* _DIRECTIONS_
What is the number of lines in the data holding the word "page"? Give that number by itself.

** start of MATERIAL PROVIDED **

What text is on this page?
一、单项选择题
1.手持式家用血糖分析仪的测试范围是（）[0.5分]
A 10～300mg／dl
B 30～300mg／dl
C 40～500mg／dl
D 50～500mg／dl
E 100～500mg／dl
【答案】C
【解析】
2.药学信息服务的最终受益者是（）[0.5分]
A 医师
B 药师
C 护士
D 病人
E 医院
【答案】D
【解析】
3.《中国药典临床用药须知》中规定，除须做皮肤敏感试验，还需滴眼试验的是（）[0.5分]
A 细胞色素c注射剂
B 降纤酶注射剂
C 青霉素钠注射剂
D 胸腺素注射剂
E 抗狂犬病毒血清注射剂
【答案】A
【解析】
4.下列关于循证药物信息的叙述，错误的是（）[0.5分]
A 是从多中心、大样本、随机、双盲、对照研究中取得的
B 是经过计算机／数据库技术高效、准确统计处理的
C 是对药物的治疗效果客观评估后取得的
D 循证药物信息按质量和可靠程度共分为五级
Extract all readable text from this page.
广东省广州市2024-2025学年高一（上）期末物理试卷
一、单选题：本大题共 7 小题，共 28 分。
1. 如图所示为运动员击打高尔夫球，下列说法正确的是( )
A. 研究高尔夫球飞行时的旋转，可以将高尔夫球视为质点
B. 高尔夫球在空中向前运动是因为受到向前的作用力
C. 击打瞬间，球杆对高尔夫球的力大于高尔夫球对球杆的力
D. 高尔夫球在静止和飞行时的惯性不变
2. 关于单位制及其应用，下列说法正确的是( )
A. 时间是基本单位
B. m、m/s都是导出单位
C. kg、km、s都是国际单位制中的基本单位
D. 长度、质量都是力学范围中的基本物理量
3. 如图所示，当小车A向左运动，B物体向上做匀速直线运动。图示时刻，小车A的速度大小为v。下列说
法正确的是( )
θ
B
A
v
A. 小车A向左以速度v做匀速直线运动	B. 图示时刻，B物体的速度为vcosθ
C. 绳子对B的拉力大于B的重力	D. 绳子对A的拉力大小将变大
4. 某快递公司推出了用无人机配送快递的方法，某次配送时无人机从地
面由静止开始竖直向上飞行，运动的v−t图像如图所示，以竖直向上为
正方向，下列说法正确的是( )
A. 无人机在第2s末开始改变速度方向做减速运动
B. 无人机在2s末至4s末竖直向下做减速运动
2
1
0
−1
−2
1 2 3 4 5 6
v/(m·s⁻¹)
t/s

** end of MATERIAL PROVIDED **

* _SOLUTION TO THIS EXERCISE_
2